Your objective — Every entry below should be transcribed exactly; pictures stay out of the copy.

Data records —
== == ==
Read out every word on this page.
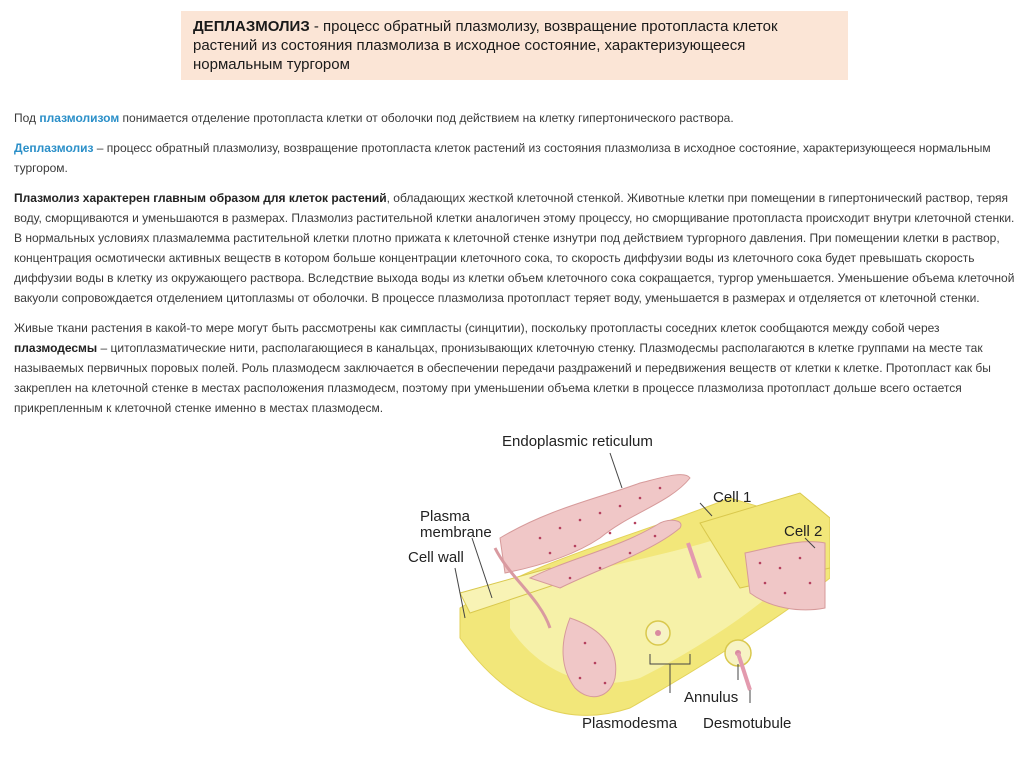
ДЕПЛАЗМОЛИЗ - процесс обратный плазмолизу, возвращение протопласта клеток растений из состояния плазмолиза в исходное состояние, характеризующееся нормальным тургором

Под плазмолизом понимается отделение протопласта клетки от оболочки под действием на клетку гипертонического раствора.

Деплазмолиз – процесс обратный плазмолизу, возвращение протопласта клеток растений из состояния плазмолиза в исходное состояние, характеризующееся нормальным тургором.

Плазмолиз характерен главным образом для клеток растений, обладающих жесткой клеточной стенкой. Животные клетки при помещении в гипертонический раствор, теряя воду, сморщиваются и уменьшаются в размерах. Плазмолиз растительной клетки аналогичен этому процессу, но сморщивание протопласта происходит внутри клеточной стенки. В нормальных условиях плазмалемма растительной клетки плотно прижата к клеточной стенке изнутри под действием тургорного давления. При помещении клетки в раствор, концентрация осмотически активных веществ в котором больше концентрации клеточного сока, то скорость диффузии воды из клеточного сока будет превышать скорость диффузии воды в клетку из окружающего раствора. Вследствие выхода воды из клетки объем клеточного сока сокращается, тургор уменьшается. Уменьшение объема клеточной вакуоли сопровождается отделением цитоплазмы от оболочки. В процессе плазмолиза протопласт теряет воду, уменьшается в размерах и отделяется от клеточной стенки.

Живые ткани растения в какой-то мере могут быть рассмотрены как симпласты (синцитии), поскольку протопласты соседних клеток сообщаются между собой через плазмодесмы – цитоплазматические нити, располагающиеся в канальцах, пронизывающих клеточную стенку. Плазмодесмы располагаются в клетке группами на месте так называемых первичных поровых полей. Роль плазмодесм заключается в обеспечении передачи раздражений и передвижения веществ от клетки к клетке. Протопласт как бы закреплен на клеточной стенке в местах расположения плазмодесм, поэтому при уменьшении объема клетки в процессе плазмолиза протопласт дольше всего остается прикрепленным к клеточной стенке именно в местах плазмодесм.

Endoplasmic reticulum
Cell 1
Cell 2
Plasma
membrane
Cell wall
Annulus
Plasmodesma Desmotubule
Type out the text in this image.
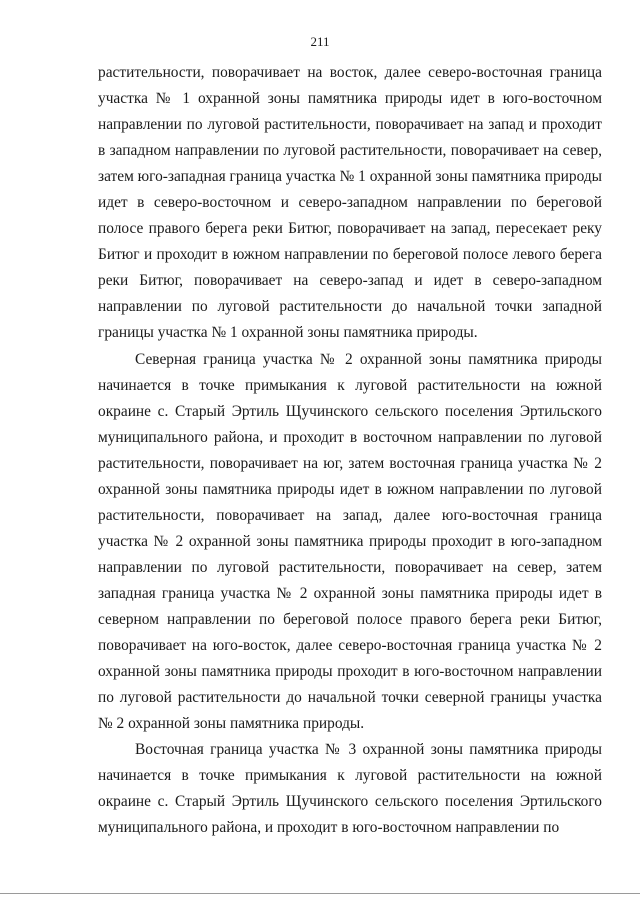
211

растительности, поворачивает на восток, далее северо-восточная граница участка № 1 охранной зоны памятника природы идет в юго-восточном направлении по луговой растительности, поворачивает на запад и проходит в западном направлении по луговой растительности, поворачивает на север, затем юго-западная граница участка № 1 охранной зоны памятника природы идет в северо-восточном и северо-западном направлении по береговой полосе правого берега реки Битюг, поворачивает на запад, пересекает реку Битюг и проходит в южном направлении по береговой полосе левого берега реки Битюг, поворачивает на северо-запад и идет в северо-западном направлении по луговой растительности до начальной точки западной границы участка № 1 охранной зоны памятника природы.

Северная граница участка № 2 охранной зоны памятника природы начинается в точке примыкания к луговой растительности на южной окраине с. Старый Эртиль Щучинского сельского поселения Эртильского муниципального района, и проходит в восточном направлении по луговой растительности, поворачивает на юг, затем восточная граница участка № 2 охранной зоны памятника природы идет в южном направлении по луговой растительности, поворачивает на запад, далее юго-восточная граница участка № 2 охранной зоны памятника природы проходит в юго-западном направлении по луговой растительности, поворачивает на север, затем западная граница участка № 2 охранной зоны памятника природы идет в северном направлении по береговой полосе правого берега реки Битюг, поворачивает на юго-восток, далее северо-восточная граница участка № 2 охранной зоны памятника природы проходит в юго-восточном направлении по луговой растительности до начальной точки северной границы участка № 2 охранной зоны памятника природы.

Восточная граница участка № 3 охранной зоны памятника природы начинается в точке примыкания к луговой растительности на южной окраине с. Старый Эртиль Щучинского сельского поселения Эртильского муниципального района, и проходит в юго-восточном направлении по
== == ==
Solution to this problem —
Read out every word on this page.
ДЕПЛАЗМОЛИЗ - процесс обратный плазмолизу, возвращение протопласта клеток растений из состояния плазмолиза в исходное состояние, характеризующееся нормальным тургором

Под плазмолизом понимается отделение протопласта клетки от оболочки под действием на клетку гипертонического раствора.

Деплазмолиз – процесс обратный плазмолизу, возвращение протопласта клеток растений из состояния плазмолиза в исходное состояние, характеризующееся нормальным тургором.

Плазмолиз характерен главным образом для клеток растений, обладающих жесткой клеточной стенкой. Животные клетки при помещении в гипертонический раствор, теряя воду, сморщиваются и уменьшаются в размерах. Плазмолиз растительной клетки аналогичен этому процессу, но сморщивание протопласта происходит внутри клеточной стенки. В нормальных условиях плазмалемма растительной клетки плотно прижата к клеточной стенке изнутри под действием тургорного давления. При помещении клетки в раствор, концентрация осмотически активных веществ в котором больше концентрации клеточного сока, то скорость диффузии воды из клеточного сока будет превышать скорость диффузии воды в клетку из окружающего раствора. Вследствие выхода воды из клетки объем клеточного сока сокращается, тургор уменьшается. Уменьшение объема клеточной вакуоли сопровождается отделением цитоплазмы от оболочки. В процессе плазмолиза протопласт теряет воду, уменьшается в размерах и отделяется от клеточной стенки.

Живые ткани растения в какой-то мере могут быть рассмотрены как симпласты (синцитии), поскольку протопласты соседних клеток сообщаются между собой через плазмодесмы – цитоплазматические нити, располагающиеся в канальцах, пронизывающих клеточную стенку. Плазмодесмы располагаются в клетке группами на месте так называемых первичных поровых полей. Роль плазмодесм заключается в обеспечении передачи раздражений и передвижения веществ от клетки к клетке. Протопласт как бы закреплен на клеточной стенке в местах расположения плазмодесм, поэтому при уменьшении объема клетки в процессе плазмолиза протопласт дольше всего остается прикрепленным к клеточной стенке именно в местах плазмодесм.

Endoplasmic reticulum
Cell 1
Cell 2
Plasma
membrane
Cell wall
Annulus
Plasmodesma Desmotubule
Type out the text in this image.
211

растительности, поворачивает на восток, далее северо-восточная граница участка № 1 охранной зоны памятника природы идет в юго-восточном направлении по луговой растительности, поворачивает на запад и проходит в западном направлении по луговой растительности, поворачивает на север, затем юго-западная граница участка № 1 охранной зоны памятника природы идет в северо-восточном и северо-западном направлении по береговой полосе правого берега реки Битюг, поворачивает на запад, пересекает реку Битюг и проходит в южном направлении по береговой полосе левого берега реки Битюг, поворачивает на северо-запад и идет в северо-западном направлении по луговой растительности до начальной точки западной границы участка № 1 охранной зоны памятника природы.

Северная граница участка № 2 охранной зоны памятника природы начинается в точке примыкания к луговой растительности на южной окраине с. Старый Эртиль Щучинского сельского поселения Эртильского муниципального района, и проходит в восточном направлении по луговой растительности, поворачивает на юг, затем восточная граница участка № 2 охранной зоны памятника природы идет в южном направлении по луговой растительности, поворачивает на запад, далее юго-восточная граница участка № 2 охранной зоны памятника природы проходит в юго-западном направлении по луговой растительности, поворачивает на север, затем западная граница участка № 2 охранной зоны памятника природы идет в северном направлении по береговой полосе правого берега реки Битюг, поворачивает на юго-восток, далее северо-восточная граница участка № 2 охранной зоны памятника природы проходит в юго-восточном направлении по луговой растительности до начальной точки северной границы участка № 2 охранной зоны памятника природы.

Восточная граница участка № 3 охранной зоны памятника природы начинается в точке примыкания к луговой растительности на южной окраине с. Старый Эртиль Щучинского сельского поселения Эртильского муниципального района, и проходит в юго-восточном направлении по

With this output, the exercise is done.